:: WHAT THE EXERCISE ASKS ::
Find all the lines with "A電動給水ポンプ" and gather them.

== == ==

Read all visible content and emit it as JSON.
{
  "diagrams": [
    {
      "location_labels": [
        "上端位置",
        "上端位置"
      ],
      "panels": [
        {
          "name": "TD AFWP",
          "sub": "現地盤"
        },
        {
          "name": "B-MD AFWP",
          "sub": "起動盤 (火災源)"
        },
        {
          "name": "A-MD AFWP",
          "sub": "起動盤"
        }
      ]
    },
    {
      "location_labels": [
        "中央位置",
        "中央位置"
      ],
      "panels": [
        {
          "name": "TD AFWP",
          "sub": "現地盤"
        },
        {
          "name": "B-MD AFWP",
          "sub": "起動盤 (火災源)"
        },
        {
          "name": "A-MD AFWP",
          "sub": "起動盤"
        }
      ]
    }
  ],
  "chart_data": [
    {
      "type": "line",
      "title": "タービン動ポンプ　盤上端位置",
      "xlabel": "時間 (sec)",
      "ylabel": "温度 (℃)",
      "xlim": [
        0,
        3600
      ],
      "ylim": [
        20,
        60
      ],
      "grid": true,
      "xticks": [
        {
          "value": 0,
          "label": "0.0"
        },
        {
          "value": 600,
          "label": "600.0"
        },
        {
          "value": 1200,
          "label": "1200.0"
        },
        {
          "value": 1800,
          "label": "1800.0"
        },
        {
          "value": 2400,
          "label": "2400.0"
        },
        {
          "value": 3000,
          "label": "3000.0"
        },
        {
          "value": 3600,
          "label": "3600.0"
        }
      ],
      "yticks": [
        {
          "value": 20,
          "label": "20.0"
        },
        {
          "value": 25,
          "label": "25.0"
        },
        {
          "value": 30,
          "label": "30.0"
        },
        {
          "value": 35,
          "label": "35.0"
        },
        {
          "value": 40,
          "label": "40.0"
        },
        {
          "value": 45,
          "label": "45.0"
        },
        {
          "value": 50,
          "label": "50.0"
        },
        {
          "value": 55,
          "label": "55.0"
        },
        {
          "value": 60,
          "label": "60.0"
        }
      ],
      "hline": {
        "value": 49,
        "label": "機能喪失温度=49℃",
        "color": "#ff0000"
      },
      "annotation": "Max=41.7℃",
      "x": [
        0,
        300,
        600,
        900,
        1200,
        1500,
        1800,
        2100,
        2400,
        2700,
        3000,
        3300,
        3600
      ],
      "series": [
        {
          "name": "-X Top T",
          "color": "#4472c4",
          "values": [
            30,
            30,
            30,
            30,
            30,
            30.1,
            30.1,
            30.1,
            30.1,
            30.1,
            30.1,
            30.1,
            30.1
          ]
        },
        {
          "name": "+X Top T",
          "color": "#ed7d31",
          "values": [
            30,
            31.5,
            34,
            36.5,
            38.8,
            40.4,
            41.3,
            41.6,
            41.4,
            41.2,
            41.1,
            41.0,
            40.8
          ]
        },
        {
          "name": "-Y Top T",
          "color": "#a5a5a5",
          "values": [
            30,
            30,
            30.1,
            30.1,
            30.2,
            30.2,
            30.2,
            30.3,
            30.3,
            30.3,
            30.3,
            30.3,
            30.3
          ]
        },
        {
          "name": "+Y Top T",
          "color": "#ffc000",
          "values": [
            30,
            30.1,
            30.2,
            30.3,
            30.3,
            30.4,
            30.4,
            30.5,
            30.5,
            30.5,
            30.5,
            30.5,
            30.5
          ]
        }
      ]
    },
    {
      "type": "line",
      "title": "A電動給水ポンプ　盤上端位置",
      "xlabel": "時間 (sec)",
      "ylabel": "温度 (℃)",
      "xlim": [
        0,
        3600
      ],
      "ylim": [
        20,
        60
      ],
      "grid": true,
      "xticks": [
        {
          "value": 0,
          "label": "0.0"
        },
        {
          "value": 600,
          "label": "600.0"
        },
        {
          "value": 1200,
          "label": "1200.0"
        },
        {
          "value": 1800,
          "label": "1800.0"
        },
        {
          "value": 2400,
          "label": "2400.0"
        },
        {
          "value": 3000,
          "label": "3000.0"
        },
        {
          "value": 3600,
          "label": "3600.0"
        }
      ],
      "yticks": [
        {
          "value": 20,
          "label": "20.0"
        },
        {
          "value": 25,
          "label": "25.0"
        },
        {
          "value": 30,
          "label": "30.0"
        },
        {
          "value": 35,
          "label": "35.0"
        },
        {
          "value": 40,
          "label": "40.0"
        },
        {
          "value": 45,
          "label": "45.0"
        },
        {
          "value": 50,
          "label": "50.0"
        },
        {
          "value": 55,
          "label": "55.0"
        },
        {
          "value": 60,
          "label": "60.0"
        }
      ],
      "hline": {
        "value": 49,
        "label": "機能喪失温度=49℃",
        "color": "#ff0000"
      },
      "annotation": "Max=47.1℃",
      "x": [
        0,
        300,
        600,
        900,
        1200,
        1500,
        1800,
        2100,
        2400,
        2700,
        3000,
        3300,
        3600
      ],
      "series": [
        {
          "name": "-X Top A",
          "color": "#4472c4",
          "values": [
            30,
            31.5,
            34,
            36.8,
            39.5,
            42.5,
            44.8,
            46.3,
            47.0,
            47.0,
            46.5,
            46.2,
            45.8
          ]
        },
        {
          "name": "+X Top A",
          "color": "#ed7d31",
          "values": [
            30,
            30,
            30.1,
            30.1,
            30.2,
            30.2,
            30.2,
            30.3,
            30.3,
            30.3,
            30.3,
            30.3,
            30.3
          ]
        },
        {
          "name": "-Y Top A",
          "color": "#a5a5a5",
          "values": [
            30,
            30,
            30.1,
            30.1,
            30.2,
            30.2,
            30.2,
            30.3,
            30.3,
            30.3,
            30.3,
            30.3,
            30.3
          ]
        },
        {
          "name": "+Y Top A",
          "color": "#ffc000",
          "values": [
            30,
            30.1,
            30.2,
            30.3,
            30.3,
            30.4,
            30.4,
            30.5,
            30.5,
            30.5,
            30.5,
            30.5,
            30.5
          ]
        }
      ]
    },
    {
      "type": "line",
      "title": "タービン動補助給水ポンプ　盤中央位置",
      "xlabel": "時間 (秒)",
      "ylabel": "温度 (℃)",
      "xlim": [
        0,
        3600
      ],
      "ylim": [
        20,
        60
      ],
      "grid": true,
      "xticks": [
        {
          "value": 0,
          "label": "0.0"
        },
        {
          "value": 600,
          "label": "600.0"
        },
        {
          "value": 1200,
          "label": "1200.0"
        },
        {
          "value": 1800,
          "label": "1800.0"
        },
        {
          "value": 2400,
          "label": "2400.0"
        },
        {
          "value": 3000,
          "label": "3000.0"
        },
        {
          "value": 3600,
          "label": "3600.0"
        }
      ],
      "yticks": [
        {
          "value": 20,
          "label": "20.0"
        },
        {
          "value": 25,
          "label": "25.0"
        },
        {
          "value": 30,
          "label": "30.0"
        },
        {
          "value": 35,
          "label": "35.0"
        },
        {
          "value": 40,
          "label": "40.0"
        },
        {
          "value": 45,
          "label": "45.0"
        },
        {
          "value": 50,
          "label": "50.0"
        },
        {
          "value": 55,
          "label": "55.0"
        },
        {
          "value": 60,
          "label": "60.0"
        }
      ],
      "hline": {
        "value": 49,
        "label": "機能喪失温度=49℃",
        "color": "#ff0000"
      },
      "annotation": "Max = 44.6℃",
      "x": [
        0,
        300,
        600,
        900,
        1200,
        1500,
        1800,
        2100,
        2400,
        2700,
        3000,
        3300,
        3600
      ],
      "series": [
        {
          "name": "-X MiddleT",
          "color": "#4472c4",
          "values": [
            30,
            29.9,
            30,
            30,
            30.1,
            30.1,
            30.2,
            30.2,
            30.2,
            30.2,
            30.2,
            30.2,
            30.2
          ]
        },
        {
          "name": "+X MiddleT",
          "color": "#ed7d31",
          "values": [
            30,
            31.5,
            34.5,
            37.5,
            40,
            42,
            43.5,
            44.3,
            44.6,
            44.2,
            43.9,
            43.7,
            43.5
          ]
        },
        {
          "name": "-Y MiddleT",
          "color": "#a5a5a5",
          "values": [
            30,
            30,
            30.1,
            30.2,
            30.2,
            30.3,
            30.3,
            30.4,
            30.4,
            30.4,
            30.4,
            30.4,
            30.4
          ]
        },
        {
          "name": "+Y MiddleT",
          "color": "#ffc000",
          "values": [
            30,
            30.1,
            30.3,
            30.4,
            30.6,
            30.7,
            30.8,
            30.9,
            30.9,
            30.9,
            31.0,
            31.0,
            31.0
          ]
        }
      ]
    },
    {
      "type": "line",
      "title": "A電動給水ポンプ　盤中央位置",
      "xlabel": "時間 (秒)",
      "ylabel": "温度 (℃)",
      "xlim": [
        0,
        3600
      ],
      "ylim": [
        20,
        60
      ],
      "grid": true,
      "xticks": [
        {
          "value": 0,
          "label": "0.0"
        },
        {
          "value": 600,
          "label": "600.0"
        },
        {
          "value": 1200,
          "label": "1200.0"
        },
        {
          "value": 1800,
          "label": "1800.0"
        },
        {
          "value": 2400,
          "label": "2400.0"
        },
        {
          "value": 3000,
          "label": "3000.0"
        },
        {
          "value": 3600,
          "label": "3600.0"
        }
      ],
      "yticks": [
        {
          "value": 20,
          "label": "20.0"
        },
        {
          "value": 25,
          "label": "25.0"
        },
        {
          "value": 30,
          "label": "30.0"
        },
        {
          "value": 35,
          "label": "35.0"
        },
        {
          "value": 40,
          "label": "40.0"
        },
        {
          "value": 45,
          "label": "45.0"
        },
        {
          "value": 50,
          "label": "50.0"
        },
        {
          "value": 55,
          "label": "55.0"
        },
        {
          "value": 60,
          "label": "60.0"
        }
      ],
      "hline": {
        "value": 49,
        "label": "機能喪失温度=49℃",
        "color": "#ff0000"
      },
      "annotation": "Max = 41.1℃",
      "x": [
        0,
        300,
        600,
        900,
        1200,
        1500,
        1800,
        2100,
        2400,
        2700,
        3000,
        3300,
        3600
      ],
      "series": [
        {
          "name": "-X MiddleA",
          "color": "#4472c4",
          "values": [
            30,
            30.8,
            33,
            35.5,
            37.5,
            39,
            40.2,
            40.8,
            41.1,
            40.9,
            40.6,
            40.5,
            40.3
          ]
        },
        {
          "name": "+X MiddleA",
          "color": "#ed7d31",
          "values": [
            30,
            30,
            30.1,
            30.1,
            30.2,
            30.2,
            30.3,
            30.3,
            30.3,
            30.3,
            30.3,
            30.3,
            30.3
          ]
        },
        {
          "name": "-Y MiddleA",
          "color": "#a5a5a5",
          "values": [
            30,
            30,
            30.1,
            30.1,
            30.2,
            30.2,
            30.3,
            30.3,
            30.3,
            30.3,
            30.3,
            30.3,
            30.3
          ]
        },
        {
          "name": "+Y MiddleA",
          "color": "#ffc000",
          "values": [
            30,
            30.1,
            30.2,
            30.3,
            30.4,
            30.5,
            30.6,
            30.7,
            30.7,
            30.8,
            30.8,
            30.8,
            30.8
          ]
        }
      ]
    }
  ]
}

== == ==

:: OUTPUT FOR THIS TASK ::
      "title": "A電動給水ポンプ　盤上端位置",
      "title": "A電動給水ポンプ　盤中央位置",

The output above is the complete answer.